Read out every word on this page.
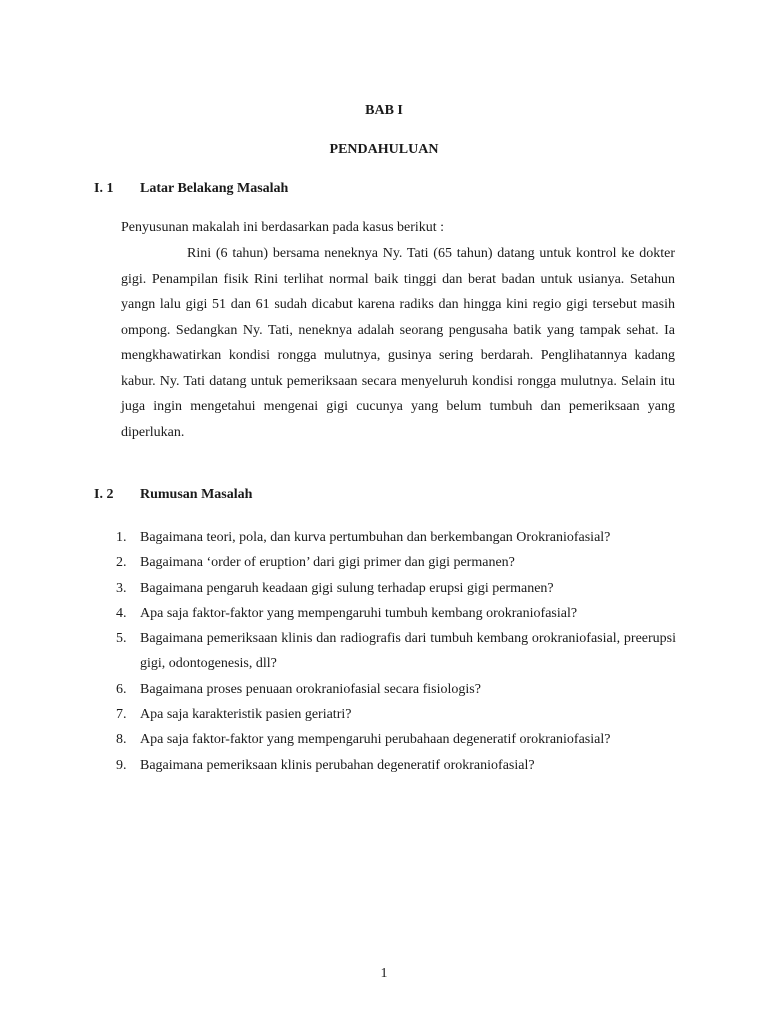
BAB I
PENDAHULUAN
I. 1 Latar Belakang Masalah
Penyusunan makalah ini berdasarkan pada kasus berikut :

Rini (6 tahun) bersama neneknya Ny. Tati (65 tahun) datang untuk kontrol ke dokter gigi. Penampilan fisik Rini terlihat normal baik tinggi dan berat badan untuk usianya. Setahun yangn lalu gigi 51 dan 61 sudah dicabut karena radiks dan hingga kini regio gigi tersebut masih ompong. Sedangkan Ny. Tati, neneknya adalah seorang pengusaha batik yang tampak sehat. Ia mengkhawatirkan kondisi rongga mulutnya, gusinya sering berdarah. Penglihatannya kadang kabur. Ny. Tati datang untuk pemeriksaan secara menyeluruh kondisi rongga mulutnya. Selain itu juga ingin mengetahui mengenai gigi cucunya yang belum tumbuh dan pemeriksaan yang diperlukan.

I. 2 Rumusan Masalah
1. Bagaimana teori, pola, dan kurva pertumbuhan dan berkembangan Orokraniofasial?
2. Bagaimana ‘order of eruption’ dari gigi primer dan gigi permanen?
3. Bagaimana pengaruh keadaan gigi sulung terhadap erupsi gigi permanen?
4. Apa saja faktor-faktor yang mempengaruhi tumbuh kembang orokraniofasial?
5. Bagaimana pemeriksaan klinis dan radiografis dari tumbuh kembang orokraniofasial, preerupsi gigi, odontogenesis, dll?
6. Bagaimana proses penuaan orokraniofasial secara fisiologis?
7. Apa saja karakteristik pasien geriatri?
8. Apa saja faktor-faktor yang mempengaruhi perubahaan degeneratif orokraniofasial?
9. Bagaimana pemeriksaan klinis perubahan degeneratif orokraniofasial?
1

ACTIVITY: The entries above need to be printed again exactly; please exclude all pictures.

RESPONSE TO THE TASK:
Read out every word on this page.
BAB I
PENDAHULUAN
I. 1 Latar Belakang Masalah
Penyusunan makalah ini berdasarkan pada kasus berikut :

Rini (6 tahun) bersama neneknya Ny. Tati (65 tahun) datang untuk kontrol ke dokter gigi. Penampilan fisik Rini terlihat normal baik tinggi dan berat badan untuk usianya. Setahun yangn lalu gigi 51 dan 61 sudah dicabut karena radiks dan hingga kini regio gigi tersebut masih ompong. Sedangkan Ny. Tati, neneknya adalah seorang pengusaha batik yang tampak sehat. Ia mengkhawatirkan kondisi rongga mulutnya, gusinya sering berdarah. Penglihatannya kadang kabur. Ny. Tati datang untuk pemeriksaan secara menyeluruh kondisi rongga mulutnya. Selain itu juga ingin mengetahui mengenai gigi cucunya yang belum tumbuh dan pemeriksaan yang diperlukan.

I. 2 Rumusan Masalah
1. Bagaimana teori, pola, dan kurva pertumbuhan dan berkembangan Orokraniofasial?
2. Bagaimana ‘order of eruption’ dari gigi primer dan gigi permanen?
3. Bagaimana pengaruh keadaan gigi sulung terhadap erupsi gigi permanen?
4. Apa saja faktor-faktor yang mempengaruhi tumbuh kembang orokraniofasial?
5. Bagaimana pemeriksaan klinis dan radiografis dari tumbuh kembang orokraniofasial, preerupsi gigi, odontogenesis, dll?
6. Bagaimana proses penuaan orokraniofasial secara fisiologis?
7. Apa saja karakteristik pasien geriatri?
8. Apa saja faktor-faktor yang mempengaruhi perubahaan degeneratif orokraniofasial?
9. Bagaimana pemeriksaan klinis perubahan degeneratif orokraniofasial?
1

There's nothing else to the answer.